**Directive**
Copy every entry exactly as given, minus the images.

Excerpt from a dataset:
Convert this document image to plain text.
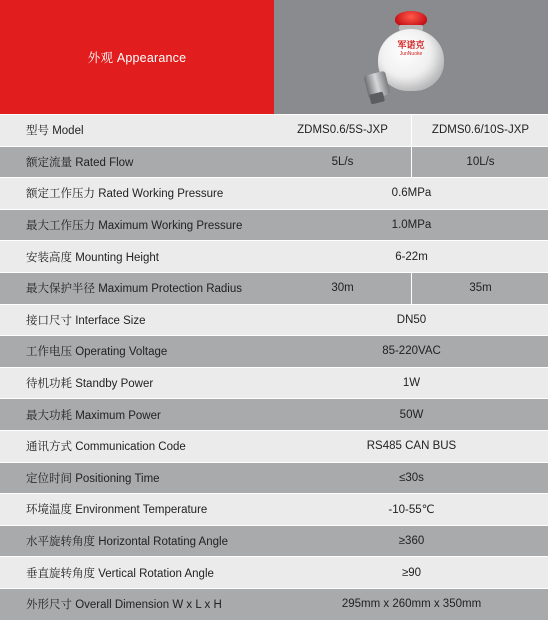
外观 Appearance
军诺克
JunNuoke
型号 Model	ZDMS0.6/5S-JXP	ZDMS0.6/10S-JXP
额定流量 Rated Flow	5L/s	10L/s
额定工作压力 Rated Working Pressure	0.6MPa	
最大工作压力 Maximum Working Pressure	1.0MPa	
安装高度 Mounting Height	6-22m	
最大保护半径 Maximum Protection Radius	30m	35m
接口尺寸 Interface Size	DN50	
工作电压 Operating Voltage	85-220VAC	
待机功耗 Standby Power	1W	
最大功耗 Maximum Power	50W	
通讯方式 Communication Code	RS485 CAN BUS	
定位时间 Positioning Time	≤30s	
环境温度 Environment Temperature	-10-55℃	
水平旋转角度 Horizontal Rotating Angle	≥360	
垂直旋转角度 Vertical Rotation Angle	≥90	
外形尺寸 Overall Dimension W x L x H	295mm x 260mm x 350mm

**Answer to this exercise**
Convert this document image to plain text.
外观 Appearance
军诺克
JunNuoke
型号 Model	ZDMS0.6/5S-JXP	ZDMS0.6/10S-JXP
额定流量 Rated Flow	5L/s	10L/s
额定工作压力 Rated Working Pressure	0.6MPa	
最大工作压力 Maximum Working Pressure	1.0MPa	
安装高度 Mounting Height	6-22m	
最大保护半径 Maximum Protection Radius	30m	35m
接口尺寸 Interface Size	DN50	
工作电压 Operating Voltage	85-220VAC	
待机功耗 Standby Power	1W	
最大功耗 Maximum Power	50W	
通讯方式 Communication Code	RS485 CAN BUS	
定位时间 Positioning Time	≤30s	
环境温度 Environment Temperature	-10-55℃	
水平旋转角度 Horizontal Rotating Angle	≥360	
垂直旋转角度 Vertical Rotation Angle	≥90	
外形尺寸 Overall Dimension W x L x H	295mm x 260mm x 350mm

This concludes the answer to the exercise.